## [Part of a data file]
** Start **

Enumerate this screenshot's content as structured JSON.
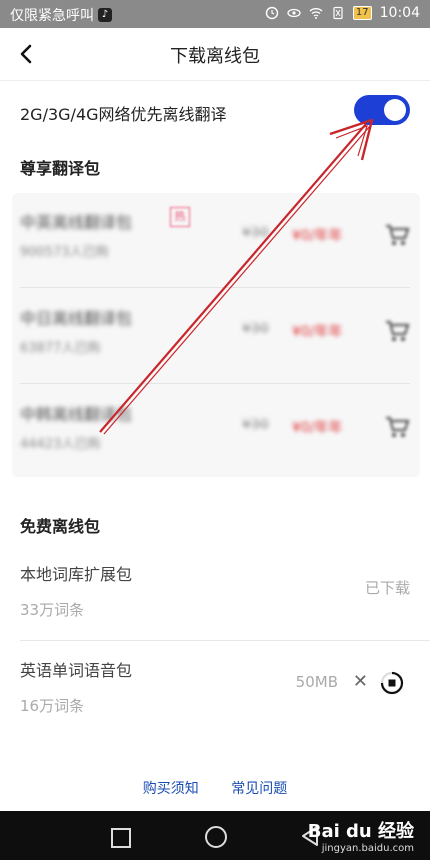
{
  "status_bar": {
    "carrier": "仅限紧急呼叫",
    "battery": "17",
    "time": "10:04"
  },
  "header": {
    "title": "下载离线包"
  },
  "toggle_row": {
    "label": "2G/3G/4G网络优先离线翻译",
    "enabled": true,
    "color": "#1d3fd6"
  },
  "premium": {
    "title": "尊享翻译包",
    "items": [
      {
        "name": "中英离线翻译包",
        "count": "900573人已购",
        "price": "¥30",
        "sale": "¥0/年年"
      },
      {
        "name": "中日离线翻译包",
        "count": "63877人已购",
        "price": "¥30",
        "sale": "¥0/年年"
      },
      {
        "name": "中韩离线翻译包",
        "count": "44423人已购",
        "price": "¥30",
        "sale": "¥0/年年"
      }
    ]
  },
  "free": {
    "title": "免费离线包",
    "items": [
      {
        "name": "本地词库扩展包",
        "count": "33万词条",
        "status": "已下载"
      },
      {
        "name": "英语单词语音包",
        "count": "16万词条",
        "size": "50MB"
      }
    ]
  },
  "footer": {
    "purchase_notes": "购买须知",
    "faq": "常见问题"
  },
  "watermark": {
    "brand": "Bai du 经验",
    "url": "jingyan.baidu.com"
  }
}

** End **

## [Written exercise]
Images do not belong in the copy; reproduce all other parts of the records above verbatim.

## [Finished exercise]
Enumerate this screenshot's content as structured JSON.
{
  "status_bar": {
    "carrier": "仅限紧急呼叫",
    "battery": "17",
    "time": "10:04"
  },
  "header": {
    "title": "下载离线包"
  },
  "toggle_row": {
    "label": "2G/3G/4G网络优先离线翻译",
    "enabled": true,
    "color": "#1d3fd6"
  },
  "premium": {
    "title": "尊享翻译包",
    "items": [
      {
        "name": "中英离线翻译包",
        "count": "900573人已购",
        "price": "¥30",
        "sale": "¥0/年年"
      },
      {
        "name": "中日离线翻译包",
        "count": "63877人已购",
        "price": "¥30",
        "sale": "¥0/年年"
      },
      {
        "name": "中韩离线翻译包",
        "count": "44423人已购",
        "price": "¥30",
        "sale": "¥0/年年"
      }
    ]
  },
  "free": {
    "title": "免费离线包",
    "items": [
      {
        "name": "本地词库扩展包",
        "count": "33万词条",
        "status": "已下载"
      },
      {
        "name": "英语单词语音包",
        "count": "16万词条",
        "size": "50MB"
      }
    ]
  },
  "footer": {
    "purchase_notes": "购买须知",
    "faq": "常见问题"
  },
  "watermark": {
    "brand": "Bai du 经验",
    "url": "jingyan.baidu.com"
  }
}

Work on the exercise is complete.